What this task involves
Find and copy each line of the data that includes "binding".

Figure record listings:
========================================

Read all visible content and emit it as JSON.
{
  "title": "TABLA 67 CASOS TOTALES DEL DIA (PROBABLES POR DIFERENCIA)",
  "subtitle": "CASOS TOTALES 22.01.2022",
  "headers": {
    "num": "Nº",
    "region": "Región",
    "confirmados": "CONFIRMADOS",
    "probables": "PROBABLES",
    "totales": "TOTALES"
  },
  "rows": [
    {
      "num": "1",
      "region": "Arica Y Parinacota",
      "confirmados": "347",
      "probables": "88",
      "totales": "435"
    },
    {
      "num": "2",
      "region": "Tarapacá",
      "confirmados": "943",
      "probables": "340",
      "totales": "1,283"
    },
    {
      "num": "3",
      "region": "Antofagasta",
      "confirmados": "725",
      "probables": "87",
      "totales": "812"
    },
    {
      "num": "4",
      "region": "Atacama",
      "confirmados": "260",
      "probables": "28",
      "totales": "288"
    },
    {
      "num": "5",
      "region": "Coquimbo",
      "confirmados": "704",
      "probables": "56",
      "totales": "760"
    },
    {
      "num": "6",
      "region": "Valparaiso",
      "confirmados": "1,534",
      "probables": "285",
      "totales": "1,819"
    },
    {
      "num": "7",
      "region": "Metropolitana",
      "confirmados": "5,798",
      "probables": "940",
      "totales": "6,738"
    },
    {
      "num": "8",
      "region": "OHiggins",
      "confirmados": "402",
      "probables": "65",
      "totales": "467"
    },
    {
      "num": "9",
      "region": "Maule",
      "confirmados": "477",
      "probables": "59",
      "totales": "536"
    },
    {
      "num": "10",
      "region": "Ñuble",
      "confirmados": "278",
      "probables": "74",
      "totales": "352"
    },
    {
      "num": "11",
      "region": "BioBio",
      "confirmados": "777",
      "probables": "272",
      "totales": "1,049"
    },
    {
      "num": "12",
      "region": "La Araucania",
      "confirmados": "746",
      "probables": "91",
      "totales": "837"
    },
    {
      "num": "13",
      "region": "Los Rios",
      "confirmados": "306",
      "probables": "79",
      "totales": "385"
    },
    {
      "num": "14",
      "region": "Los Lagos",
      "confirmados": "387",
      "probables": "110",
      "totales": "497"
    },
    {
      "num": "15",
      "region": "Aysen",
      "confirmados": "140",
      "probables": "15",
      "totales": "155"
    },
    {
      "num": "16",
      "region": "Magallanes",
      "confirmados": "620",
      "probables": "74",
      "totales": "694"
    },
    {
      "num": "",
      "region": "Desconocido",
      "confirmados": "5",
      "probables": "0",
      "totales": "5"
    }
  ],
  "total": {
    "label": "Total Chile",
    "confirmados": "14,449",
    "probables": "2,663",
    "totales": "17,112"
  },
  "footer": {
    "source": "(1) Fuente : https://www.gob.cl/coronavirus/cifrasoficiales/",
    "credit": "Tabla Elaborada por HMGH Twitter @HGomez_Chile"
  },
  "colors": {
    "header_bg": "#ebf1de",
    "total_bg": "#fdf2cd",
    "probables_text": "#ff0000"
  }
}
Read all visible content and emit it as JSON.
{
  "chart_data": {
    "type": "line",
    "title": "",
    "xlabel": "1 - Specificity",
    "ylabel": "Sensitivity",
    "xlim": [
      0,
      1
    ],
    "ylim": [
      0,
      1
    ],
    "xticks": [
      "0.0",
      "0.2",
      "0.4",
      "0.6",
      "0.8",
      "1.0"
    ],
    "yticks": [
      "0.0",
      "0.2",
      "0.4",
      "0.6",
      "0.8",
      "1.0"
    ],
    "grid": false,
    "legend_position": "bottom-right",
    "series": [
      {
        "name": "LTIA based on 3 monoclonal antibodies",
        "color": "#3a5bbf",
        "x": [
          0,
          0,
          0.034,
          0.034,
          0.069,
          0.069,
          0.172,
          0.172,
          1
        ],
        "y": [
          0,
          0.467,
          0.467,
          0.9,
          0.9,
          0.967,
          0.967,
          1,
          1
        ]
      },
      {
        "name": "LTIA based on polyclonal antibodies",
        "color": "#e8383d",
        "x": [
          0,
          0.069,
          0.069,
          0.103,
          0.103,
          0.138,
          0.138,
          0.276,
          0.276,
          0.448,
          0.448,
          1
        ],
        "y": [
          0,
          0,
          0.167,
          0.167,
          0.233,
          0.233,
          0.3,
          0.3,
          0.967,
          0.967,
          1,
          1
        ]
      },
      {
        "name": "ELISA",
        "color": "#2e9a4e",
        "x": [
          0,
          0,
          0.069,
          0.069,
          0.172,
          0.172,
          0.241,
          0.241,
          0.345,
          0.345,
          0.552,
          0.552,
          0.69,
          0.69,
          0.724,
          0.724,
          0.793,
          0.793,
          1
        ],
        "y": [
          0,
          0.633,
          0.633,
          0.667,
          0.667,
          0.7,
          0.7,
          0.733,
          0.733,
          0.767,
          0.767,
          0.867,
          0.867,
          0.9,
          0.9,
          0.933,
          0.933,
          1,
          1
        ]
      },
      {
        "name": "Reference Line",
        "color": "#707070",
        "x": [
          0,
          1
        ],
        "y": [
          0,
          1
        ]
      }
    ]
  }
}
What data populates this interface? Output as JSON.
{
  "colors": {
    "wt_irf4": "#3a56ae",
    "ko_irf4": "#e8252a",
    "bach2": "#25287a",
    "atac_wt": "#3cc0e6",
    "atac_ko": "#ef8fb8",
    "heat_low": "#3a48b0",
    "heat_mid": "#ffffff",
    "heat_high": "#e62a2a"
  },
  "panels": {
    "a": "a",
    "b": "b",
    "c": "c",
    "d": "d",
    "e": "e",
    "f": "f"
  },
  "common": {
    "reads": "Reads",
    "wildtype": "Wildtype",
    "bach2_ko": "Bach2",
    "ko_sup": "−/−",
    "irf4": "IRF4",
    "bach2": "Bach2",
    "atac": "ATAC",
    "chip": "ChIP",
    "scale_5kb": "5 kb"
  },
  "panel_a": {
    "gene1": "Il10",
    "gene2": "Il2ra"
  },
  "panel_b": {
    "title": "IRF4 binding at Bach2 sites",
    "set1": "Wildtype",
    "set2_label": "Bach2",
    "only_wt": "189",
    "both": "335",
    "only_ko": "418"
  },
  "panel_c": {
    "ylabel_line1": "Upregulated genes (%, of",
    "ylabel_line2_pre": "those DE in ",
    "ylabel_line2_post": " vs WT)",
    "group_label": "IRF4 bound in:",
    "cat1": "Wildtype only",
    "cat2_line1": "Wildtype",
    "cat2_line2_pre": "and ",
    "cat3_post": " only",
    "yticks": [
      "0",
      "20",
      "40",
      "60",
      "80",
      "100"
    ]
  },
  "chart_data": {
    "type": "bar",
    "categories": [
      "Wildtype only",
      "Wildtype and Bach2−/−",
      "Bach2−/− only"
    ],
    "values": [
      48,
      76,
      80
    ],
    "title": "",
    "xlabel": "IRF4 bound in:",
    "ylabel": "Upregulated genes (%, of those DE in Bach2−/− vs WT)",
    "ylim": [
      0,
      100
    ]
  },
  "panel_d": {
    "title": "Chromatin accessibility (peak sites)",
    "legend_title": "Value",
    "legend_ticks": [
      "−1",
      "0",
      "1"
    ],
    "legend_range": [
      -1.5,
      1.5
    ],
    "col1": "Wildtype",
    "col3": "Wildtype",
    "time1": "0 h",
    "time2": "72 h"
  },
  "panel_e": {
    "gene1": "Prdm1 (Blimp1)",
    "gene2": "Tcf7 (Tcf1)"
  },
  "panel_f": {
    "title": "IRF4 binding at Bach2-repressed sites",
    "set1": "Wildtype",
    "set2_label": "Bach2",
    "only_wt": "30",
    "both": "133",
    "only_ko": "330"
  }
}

========================================

Written answer
    "title": "IRF4 binding at Bach2 sites",
    "title": "IRF4 binding at Bach2-repressed sites",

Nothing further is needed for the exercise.